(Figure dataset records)

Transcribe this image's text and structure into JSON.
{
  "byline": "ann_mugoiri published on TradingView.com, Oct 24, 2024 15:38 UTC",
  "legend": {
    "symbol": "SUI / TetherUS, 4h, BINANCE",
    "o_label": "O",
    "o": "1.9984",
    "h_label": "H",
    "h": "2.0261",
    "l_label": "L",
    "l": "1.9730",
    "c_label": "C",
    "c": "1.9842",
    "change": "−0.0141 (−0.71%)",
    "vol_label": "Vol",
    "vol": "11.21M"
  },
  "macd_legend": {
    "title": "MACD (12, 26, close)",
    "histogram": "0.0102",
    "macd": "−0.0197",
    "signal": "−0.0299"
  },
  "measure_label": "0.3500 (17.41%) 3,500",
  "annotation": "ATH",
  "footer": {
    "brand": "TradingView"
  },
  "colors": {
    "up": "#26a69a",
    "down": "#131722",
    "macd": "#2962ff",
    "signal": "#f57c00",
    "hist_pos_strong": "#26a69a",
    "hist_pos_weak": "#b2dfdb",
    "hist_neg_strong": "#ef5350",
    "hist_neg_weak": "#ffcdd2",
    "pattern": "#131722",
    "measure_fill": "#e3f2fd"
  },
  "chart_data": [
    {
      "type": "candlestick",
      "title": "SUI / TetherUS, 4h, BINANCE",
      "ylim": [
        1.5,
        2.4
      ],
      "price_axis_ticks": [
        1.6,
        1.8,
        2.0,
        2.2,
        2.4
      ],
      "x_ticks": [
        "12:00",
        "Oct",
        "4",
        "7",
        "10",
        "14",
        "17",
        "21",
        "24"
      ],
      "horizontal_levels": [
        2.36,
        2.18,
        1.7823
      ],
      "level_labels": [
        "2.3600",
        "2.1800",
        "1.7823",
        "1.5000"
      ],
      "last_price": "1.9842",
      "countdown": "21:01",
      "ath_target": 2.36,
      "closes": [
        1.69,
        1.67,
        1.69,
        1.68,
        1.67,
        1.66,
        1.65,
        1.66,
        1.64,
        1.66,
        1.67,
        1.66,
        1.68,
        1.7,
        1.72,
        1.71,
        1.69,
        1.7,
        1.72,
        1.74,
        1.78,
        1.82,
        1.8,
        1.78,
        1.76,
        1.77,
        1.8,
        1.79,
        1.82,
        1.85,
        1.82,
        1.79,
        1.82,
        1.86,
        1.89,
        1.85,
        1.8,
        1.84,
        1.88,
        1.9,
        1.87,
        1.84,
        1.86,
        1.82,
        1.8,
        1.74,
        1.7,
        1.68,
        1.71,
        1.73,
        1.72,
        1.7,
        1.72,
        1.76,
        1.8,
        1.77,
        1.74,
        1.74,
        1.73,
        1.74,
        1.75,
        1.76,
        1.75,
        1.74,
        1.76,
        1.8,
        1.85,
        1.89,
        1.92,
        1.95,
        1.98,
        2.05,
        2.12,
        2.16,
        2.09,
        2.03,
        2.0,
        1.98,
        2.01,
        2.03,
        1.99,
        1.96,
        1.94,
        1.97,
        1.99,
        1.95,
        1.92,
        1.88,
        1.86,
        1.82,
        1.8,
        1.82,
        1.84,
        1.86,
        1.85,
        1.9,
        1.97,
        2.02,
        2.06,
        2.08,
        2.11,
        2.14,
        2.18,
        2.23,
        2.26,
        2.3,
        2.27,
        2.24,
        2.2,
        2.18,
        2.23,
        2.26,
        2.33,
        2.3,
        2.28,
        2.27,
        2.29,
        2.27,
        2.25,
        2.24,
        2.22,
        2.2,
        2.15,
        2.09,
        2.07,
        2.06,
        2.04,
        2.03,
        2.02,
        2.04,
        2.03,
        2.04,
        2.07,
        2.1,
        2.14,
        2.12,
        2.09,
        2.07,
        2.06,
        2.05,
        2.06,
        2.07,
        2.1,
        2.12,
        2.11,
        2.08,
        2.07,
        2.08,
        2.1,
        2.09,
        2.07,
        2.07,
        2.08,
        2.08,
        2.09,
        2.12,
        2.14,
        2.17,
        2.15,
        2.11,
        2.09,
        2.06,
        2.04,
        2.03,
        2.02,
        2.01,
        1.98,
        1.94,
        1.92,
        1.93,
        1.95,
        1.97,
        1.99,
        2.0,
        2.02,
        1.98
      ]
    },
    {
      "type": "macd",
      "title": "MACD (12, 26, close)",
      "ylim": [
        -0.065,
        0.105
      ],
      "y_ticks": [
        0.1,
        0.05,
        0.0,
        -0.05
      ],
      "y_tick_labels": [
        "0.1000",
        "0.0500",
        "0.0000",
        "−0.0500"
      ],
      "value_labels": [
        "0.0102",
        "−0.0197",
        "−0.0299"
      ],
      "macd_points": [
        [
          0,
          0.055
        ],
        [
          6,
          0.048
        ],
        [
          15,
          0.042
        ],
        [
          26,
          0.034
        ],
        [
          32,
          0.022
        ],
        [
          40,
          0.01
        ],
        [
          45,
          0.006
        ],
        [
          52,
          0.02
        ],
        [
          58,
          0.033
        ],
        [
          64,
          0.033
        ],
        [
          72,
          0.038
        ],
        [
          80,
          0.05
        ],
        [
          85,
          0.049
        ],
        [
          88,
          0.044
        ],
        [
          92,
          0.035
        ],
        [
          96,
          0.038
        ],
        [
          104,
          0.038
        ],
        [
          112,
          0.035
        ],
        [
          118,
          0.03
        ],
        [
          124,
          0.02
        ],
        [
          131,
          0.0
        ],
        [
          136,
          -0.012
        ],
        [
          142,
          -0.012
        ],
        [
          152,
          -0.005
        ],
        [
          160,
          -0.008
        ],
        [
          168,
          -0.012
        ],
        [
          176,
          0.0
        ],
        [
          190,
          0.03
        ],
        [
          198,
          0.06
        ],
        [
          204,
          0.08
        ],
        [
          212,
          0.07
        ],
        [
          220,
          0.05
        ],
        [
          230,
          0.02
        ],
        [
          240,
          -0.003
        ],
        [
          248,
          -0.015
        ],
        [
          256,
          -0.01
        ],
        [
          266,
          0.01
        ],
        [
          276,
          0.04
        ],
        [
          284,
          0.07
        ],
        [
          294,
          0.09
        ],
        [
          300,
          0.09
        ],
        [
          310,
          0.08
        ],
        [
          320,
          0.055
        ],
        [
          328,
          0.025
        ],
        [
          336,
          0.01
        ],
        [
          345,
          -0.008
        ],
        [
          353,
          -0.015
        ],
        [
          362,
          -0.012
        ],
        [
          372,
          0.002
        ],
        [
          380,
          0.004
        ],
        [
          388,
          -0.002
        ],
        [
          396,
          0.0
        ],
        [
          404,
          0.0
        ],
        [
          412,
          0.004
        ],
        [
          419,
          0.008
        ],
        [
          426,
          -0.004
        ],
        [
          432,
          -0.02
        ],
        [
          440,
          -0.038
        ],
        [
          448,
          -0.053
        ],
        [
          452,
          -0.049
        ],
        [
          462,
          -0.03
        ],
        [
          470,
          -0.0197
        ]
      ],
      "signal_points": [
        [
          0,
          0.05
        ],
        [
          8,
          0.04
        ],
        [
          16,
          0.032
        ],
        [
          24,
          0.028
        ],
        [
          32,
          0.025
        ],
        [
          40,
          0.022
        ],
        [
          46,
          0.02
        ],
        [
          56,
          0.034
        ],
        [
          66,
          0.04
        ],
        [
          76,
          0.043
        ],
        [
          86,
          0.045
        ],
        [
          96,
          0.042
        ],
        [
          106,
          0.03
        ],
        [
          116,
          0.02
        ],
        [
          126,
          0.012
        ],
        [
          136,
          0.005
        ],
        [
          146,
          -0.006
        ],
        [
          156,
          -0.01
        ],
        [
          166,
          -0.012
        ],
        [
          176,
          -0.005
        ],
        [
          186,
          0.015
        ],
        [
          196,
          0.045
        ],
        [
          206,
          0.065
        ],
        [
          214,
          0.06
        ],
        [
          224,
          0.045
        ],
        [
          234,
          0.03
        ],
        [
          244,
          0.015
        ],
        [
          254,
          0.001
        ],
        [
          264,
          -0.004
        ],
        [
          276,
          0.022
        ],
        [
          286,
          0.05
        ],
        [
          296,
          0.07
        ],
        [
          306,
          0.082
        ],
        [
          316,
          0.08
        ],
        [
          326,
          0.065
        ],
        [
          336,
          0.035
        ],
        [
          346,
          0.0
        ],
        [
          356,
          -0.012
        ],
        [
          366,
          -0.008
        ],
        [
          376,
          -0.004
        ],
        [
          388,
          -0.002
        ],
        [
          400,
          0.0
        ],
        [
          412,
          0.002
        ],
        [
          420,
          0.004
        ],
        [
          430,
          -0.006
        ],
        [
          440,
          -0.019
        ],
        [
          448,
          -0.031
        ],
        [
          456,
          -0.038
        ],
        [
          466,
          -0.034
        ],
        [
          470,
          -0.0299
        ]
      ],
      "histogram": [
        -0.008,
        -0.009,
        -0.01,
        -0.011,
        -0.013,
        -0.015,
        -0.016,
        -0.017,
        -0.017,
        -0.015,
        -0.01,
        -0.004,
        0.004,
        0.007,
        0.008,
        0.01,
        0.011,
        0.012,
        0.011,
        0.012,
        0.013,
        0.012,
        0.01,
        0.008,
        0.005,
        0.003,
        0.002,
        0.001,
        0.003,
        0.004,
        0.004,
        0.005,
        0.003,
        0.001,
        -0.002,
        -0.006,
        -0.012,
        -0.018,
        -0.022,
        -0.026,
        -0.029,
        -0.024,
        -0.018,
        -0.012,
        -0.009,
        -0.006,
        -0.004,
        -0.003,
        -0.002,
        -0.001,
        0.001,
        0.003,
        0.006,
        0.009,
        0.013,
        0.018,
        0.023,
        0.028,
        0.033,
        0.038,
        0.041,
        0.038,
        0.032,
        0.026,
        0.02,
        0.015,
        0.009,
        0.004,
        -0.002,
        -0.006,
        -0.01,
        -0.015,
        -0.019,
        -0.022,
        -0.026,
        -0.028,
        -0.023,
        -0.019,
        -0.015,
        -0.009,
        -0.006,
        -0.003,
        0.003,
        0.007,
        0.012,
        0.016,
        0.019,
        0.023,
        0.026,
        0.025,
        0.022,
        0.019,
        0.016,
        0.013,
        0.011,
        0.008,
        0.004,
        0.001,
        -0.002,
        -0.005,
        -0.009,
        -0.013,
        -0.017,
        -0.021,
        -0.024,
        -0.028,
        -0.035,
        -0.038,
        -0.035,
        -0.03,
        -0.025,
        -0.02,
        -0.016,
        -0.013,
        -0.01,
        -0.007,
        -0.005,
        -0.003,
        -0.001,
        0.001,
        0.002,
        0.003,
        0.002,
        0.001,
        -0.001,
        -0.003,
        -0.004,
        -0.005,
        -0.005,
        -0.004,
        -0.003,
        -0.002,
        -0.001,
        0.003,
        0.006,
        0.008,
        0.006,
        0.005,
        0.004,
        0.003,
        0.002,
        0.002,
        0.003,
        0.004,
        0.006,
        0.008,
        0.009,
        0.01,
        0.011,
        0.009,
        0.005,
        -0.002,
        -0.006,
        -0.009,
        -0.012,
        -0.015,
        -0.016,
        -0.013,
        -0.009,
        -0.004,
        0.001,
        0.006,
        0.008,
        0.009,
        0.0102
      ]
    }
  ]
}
==
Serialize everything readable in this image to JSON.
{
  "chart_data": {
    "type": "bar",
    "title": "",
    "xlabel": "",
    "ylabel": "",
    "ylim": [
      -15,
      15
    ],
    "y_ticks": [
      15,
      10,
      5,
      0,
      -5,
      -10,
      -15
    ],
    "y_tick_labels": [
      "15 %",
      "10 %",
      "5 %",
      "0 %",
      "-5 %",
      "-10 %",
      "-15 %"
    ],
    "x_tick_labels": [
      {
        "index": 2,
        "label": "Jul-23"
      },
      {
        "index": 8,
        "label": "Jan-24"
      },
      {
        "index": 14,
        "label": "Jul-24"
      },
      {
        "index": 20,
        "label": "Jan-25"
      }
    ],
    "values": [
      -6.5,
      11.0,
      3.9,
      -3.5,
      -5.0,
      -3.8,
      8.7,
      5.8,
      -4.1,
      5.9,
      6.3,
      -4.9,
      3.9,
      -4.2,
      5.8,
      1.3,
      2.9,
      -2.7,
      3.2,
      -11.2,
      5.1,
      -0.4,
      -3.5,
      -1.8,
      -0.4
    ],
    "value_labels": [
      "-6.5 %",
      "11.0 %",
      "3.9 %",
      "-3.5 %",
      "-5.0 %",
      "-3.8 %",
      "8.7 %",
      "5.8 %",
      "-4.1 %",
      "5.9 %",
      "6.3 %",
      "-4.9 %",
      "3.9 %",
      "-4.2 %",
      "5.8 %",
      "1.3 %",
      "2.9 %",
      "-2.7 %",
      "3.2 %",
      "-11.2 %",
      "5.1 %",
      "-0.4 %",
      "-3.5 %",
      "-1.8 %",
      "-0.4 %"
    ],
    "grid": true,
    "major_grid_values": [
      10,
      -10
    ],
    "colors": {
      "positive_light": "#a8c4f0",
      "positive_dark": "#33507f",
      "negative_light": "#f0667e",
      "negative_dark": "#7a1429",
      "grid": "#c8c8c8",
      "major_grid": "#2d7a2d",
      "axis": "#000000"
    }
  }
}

Written task -
Go through the preceding material and copy each line that has the word "image".

Full response -
Transcribe this image's text and structure into JSON.
Serialize everything readable in this image to JSON.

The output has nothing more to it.